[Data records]
----

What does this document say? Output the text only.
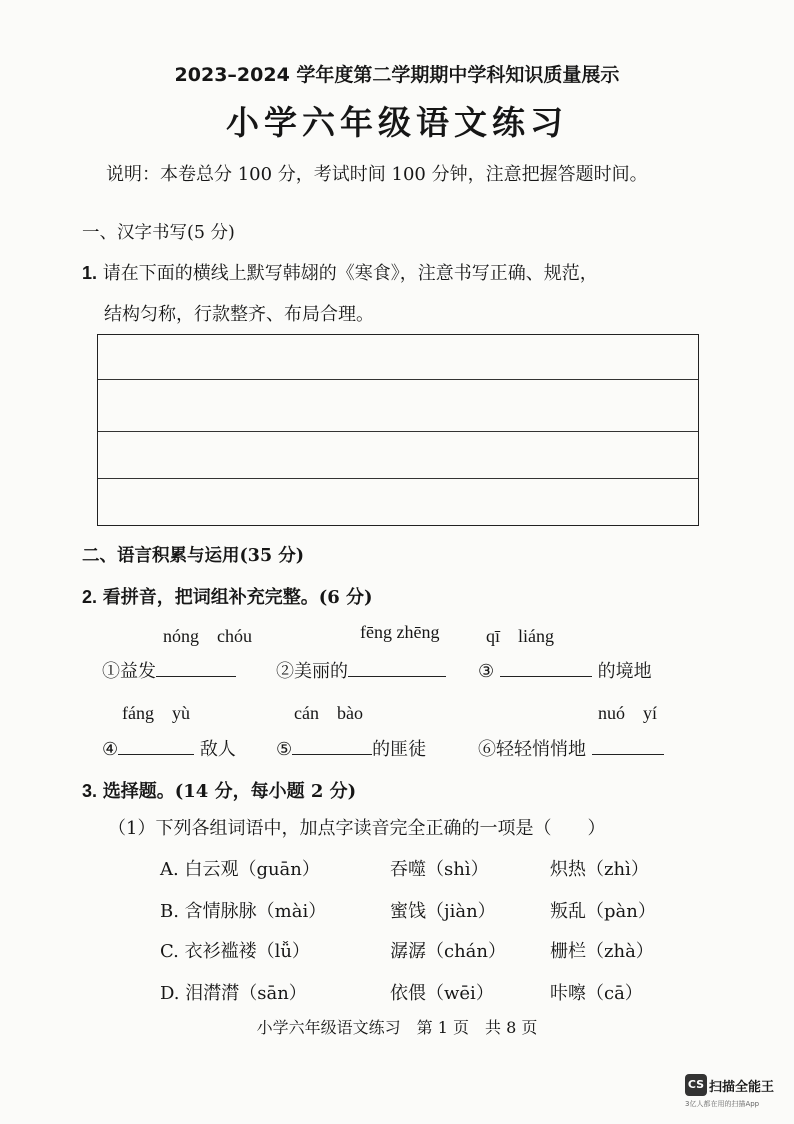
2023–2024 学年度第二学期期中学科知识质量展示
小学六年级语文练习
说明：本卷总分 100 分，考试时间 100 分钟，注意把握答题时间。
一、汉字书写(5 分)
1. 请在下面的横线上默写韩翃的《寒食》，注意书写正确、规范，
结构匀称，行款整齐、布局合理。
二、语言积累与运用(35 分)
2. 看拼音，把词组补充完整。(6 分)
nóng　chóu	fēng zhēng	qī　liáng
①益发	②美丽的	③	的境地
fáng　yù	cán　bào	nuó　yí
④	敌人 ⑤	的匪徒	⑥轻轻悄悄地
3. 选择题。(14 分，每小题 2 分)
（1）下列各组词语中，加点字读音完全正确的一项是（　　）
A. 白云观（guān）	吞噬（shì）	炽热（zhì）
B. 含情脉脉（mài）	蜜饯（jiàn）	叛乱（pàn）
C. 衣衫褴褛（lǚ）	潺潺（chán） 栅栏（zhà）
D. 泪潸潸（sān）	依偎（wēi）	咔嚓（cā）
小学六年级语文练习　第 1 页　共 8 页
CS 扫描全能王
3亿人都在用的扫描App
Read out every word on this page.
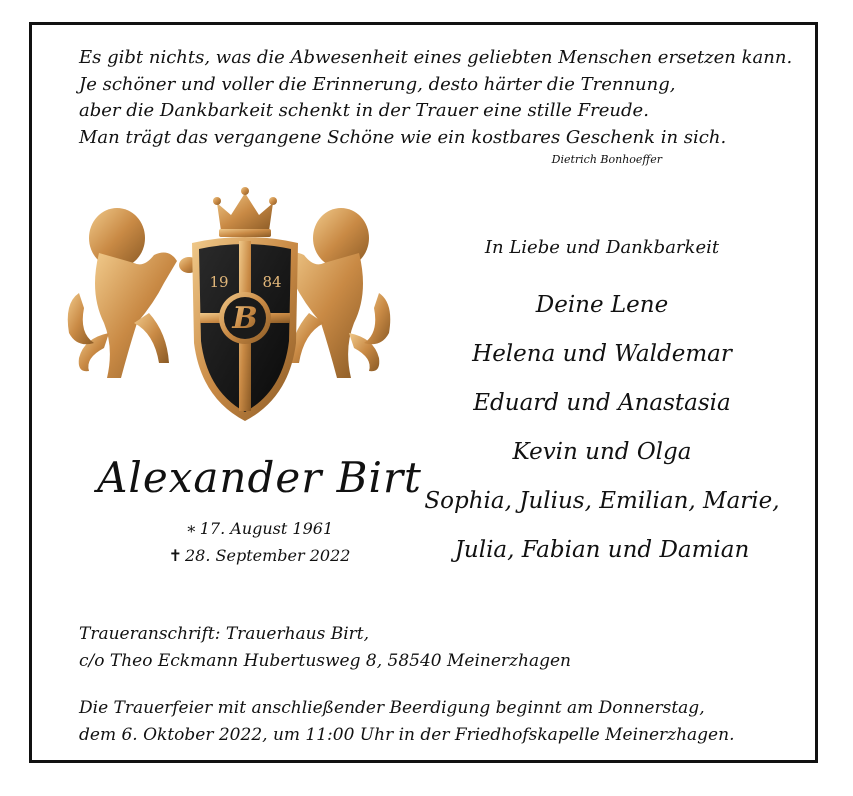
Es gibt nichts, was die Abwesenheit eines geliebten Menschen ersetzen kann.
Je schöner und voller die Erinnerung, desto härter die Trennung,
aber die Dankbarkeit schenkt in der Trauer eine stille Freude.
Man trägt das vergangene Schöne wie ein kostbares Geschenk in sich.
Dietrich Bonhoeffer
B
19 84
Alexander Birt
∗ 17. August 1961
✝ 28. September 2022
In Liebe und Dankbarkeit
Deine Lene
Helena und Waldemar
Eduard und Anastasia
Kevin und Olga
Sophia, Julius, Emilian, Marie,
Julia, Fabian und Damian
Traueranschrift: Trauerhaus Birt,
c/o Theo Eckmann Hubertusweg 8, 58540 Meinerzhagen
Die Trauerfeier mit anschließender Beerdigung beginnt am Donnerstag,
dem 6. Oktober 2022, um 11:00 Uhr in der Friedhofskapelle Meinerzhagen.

----

:: TASK STATEMENT ::
Please reproduce nothing but the lines from the one containing "Read out every word on this page." through the closing line of the listing, retyped word for word, pictures excluded.

:: FINISHED TASK ::
Read out every word on this page.
Es gibt nichts, was die Abwesenheit eines geliebten Menschen ersetzen kann.
Je schöner und voller die Erinnerung, desto härter die Trennung,
aber die Dankbarkeit schenkt in der Trauer eine stille Freude.
Man trägt das vergangene Schöne wie ein kostbares Geschenk in sich.
Dietrich Bonhoeffer
B
19 84
Alexander Birt
∗ 17. August 1961
✝ 28. September 2022
In Liebe und Dankbarkeit
Deine Lene
Helena und Waldemar
Eduard und Anastasia
Kevin und Olga
Sophia, Julius, Emilian, Marie,
Julia, Fabian und Damian
Traueranschrift: Trauerhaus Birt,
c/o Theo Eckmann Hubertusweg 8, 58540 Meinerzhagen
Die Trauerfeier mit anschließender Beerdigung beginnt am Donnerstag,
dem 6. Oktober 2022, um 11:00 Uhr in der Friedhofskapelle Meinerzhagen.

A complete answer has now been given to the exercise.